— Exercise goal —
The entries below should be transcribed in their entirety, exactly as written.
□ □ □ □ □
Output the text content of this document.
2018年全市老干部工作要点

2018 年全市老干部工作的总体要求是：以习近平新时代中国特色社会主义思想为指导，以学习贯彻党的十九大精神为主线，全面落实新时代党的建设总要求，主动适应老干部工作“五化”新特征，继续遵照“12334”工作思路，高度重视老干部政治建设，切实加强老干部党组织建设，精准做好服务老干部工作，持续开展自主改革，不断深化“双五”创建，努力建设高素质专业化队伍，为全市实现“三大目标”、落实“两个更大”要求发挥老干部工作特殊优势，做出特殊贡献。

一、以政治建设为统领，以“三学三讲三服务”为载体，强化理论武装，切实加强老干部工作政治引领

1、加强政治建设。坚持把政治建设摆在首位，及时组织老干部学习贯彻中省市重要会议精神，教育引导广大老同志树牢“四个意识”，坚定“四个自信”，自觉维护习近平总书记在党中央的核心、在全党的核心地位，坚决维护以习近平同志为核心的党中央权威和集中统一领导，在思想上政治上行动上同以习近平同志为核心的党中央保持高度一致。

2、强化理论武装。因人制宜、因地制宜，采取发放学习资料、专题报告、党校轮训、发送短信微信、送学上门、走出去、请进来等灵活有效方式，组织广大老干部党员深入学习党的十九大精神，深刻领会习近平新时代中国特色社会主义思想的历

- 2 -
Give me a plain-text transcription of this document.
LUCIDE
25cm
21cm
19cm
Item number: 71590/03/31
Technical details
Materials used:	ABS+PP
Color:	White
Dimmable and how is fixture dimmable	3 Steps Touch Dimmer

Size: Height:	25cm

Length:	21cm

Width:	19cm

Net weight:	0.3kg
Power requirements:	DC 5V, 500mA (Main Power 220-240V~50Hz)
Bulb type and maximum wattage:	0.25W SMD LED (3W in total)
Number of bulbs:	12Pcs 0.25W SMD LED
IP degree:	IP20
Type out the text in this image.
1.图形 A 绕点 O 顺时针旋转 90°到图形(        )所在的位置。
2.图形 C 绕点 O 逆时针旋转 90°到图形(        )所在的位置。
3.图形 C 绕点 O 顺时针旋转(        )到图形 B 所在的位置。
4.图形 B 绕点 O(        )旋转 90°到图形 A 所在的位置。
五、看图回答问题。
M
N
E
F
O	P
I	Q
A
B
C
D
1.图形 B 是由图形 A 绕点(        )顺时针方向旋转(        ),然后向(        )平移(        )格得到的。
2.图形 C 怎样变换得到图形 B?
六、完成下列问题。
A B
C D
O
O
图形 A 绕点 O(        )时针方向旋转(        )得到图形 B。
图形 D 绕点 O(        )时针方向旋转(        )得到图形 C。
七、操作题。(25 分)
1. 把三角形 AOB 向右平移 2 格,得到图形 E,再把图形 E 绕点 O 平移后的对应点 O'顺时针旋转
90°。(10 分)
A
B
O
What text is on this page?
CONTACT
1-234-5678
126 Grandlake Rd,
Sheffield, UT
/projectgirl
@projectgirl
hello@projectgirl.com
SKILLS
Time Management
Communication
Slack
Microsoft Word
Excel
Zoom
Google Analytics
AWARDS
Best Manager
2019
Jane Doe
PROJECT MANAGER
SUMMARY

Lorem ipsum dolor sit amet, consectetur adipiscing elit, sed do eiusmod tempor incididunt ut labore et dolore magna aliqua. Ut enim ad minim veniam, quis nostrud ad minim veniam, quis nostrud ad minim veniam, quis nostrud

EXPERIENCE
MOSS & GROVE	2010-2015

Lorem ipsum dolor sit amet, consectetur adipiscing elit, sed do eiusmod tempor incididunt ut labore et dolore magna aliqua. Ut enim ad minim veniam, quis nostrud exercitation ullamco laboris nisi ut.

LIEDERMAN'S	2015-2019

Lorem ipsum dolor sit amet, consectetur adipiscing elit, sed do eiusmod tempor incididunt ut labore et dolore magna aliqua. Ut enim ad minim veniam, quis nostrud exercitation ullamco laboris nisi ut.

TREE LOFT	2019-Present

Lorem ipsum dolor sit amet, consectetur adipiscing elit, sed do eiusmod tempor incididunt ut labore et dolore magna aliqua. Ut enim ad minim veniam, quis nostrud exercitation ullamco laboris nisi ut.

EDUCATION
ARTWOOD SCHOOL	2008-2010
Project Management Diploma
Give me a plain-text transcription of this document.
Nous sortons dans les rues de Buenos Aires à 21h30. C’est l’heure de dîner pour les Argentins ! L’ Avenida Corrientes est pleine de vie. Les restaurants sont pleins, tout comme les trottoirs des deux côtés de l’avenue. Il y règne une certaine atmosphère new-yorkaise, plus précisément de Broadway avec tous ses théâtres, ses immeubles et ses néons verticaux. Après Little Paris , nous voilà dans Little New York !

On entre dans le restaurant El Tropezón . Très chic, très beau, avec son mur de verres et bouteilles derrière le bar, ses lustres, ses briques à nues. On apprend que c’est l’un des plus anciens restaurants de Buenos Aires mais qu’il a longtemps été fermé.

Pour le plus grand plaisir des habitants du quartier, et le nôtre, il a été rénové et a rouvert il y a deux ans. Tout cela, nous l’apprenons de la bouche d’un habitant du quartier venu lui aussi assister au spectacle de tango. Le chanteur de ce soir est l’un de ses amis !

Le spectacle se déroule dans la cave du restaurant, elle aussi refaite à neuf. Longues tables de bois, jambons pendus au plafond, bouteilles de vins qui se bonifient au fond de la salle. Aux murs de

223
□ □ □ □ □
— Reply to the task —
Output the text content of this document.
2018年全市老干部工作要点

2018 年全市老干部工作的总体要求是：以习近平新时代中国特色社会主义思想为指导，以学习贯彻党的十九大精神为主线，全面落实新时代党的建设总要求，主动适应老干部工作“五化”新特征，继续遵照“12334”工作思路，高度重视老干部政治建设，切实加强老干部党组织建设，精准做好服务老干部工作，持续开展自主改革，不断深化“双五”创建，努力建设高素质专业化队伍，为全市实现“三大目标”、落实“两个更大”要求发挥老干部工作特殊优势，做出特殊贡献。

一、以政治建设为统领，以“三学三讲三服务”为载体，强化理论武装，切实加强老干部工作政治引领

1、加强政治建设。坚持把政治建设摆在首位，及时组织老干部学习贯彻中省市重要会议精神，教育引导广大老同志树牢“四个意识”，坚定“四个自信”，自觉维护习近平总书记在党中央的核心、在全党的核心地位，坚决维护以习近平同志为核心的党中央权威和集中统一领导，在思想上政治上行动上同以习近平同志为核心的党中央保持高度一致。

2、强化理论武装。因人制宜、因地制宜，采取发放学习资料、专题报告、党校轮训、发送短信微信、送学上门、走出去、请进来等灵活有效方式，组织广大老干部党员深入学习党的十九大精神，深刻领会习近平新时代中国特色社会主义思想的历

- 2 -
Give me a plain-text transcription of this document.
LUCIDE
25cm
21cm
19cm
Item number: 71590/03/31
Technical details
Materials used:	ABS+PP
Color:	White
Dimmable and how is fixture dimmable	3 Steps Touch Dimmer

Size: Height:	25cm

Length:	21cm

Width:	19cm

Net weight:	0.3kg
Power requirements:	DC 5V, 500mA (Main Power 220-240V~50Hz)
Bulb type and maximum wattage:	0.25W SMD LED (3W in total)
Number of bulbs:	12Pcs 0.25W SMD LED
IP degree:	IP20
Type out the text in this image.
1.图形 A 绕点 O 顺时针旋转 90°到图形(        )所在的位置。
2.图形 C 绕点 O 逆时针旋转 90°到图形(        )所在的位置。
3.图形 C 绕点 O 顺时针旋转(        )到图形 B 所在的位置。
4.图形 B 绕点 O(        )旋转 90°到图形 A 所在的位置。
五、看图回答问题。
M
N
E
F
O	P
I	Q
A
B
C
D
1.图形 B 是由图形 A 绕点(        )顺时针方向旋转(        ),然后向(        )平移(        )格得到的。
2.图形 C 怎样变换得到图形 B?
六、完成下列问题。
A B
C D
O
O
图形 A 绕点 O(        )时针方向旋转(        )得到图形 B。
图形 D 绕点 O(        )时针方向旋转(        )得到图形 C。
七、操作题。(25 分)
1. 把三角形 AOB 向右平移 2 格,得到图形 E,再把图形 E 绕点 O 平移后的对应点 O'顺时针旋转
90°。(10 分)
A
B
O
What text is on this page?
CONTACT
1-234-5678
126 Grandlake Rd,
Sheffield, UT
/projectgirl
@projectgirl
hello@projectgirl.com
SKILLS
Time Management
Communication
Slack
Microsoft Word
Excel
Zoom
Google Analytics
AWARDS
Best Manager
2019
Jane Doe
PROJECT MANAGER
SUMMARY

Lorem ipsum dolor sit amet, consectetur adipiscing elit, sed do eiusmod tempor incididunt ut labore et dolore magna aliqua. Ut enim ad minim veniam, quis nostrud ad minim veniam, quis nostrud ad minim veniam, quis nostrud

EXPERIENCE
MOSS & GROVE	2010-2015

Lorem ipsum dolor sit amet, consectetur adipiscing elit, sed do eiusmod tempor incididunt ut labore et dolore magna aliqua. Ut enim ad minim veniam, quis nostrud exercitation ullamco laboris nisi ut.

LIEDERMAN'S	2015-2019

Lorem ipsum dolor sit amet, consectetur adipiscing elit, sed do eiusmod tempor incididunt ut labore et dolore magna aliqua. Ut enim ad minim veniam, quis nostrud exercitation ullamco laboris nisi ut.

TREE LOFT	2019-Present

Lorem ipsum dolor sit amet, consectetur adipiscing elit, sed do eiusmod tempor incididunt ut labore et dolore magna aliqua. Ut enim ad minim veniam, quis nostrud exercitation ullamco laboris nisi ut.

EDUCATION
ARTWOOD SCHOOL	2008-2010
Project Management Diploma
Give me a plain-text transcription of this document.
Nous sortons dans les rues de Buenos Aires à 21h30. C’est l’heure de dîner pour les Argentins ! L’ Avenida Corrientes est pleine de vie. Les restaurants sont pleins, tout comme les trottoirs des deux côtés de l’avenue. Il y règne une certaine atmosphère new-yorkaise, plus précisément de Broadway avec tous ses théâtres, ses immeubles et ses néons verticaux. Après Little Paris , nous voilà dans Little New York !

On entre dans le restaurant El Tropezón . Très chic, très beau, avec son mur de verres et bouteilles derrière le bar, ses lustres, ses briques à nues. On apprend que c’est l’un des plus anciens restaurants de Buenos Aires mais qu’il a longtemps été fermé.

Pour le plus grand plaisir des habitants du quartier, et le nôtre, il a été rénové et a rouvert il y a deux ans. Tout cela, nous l’apprenons de la bouche d’un habitant du quartier venu lui aussi assister au spectacle de tango. Le chanteur de ce soir est l’un de ses amis !

Le spectacle se déroule dans la cave du restaurant, elle aussi refaite à neuf. Longues tables de bois, jambons pendus au plafond, bouteilles de vins qui se bonifient au fond de la salle. Aux murs de

223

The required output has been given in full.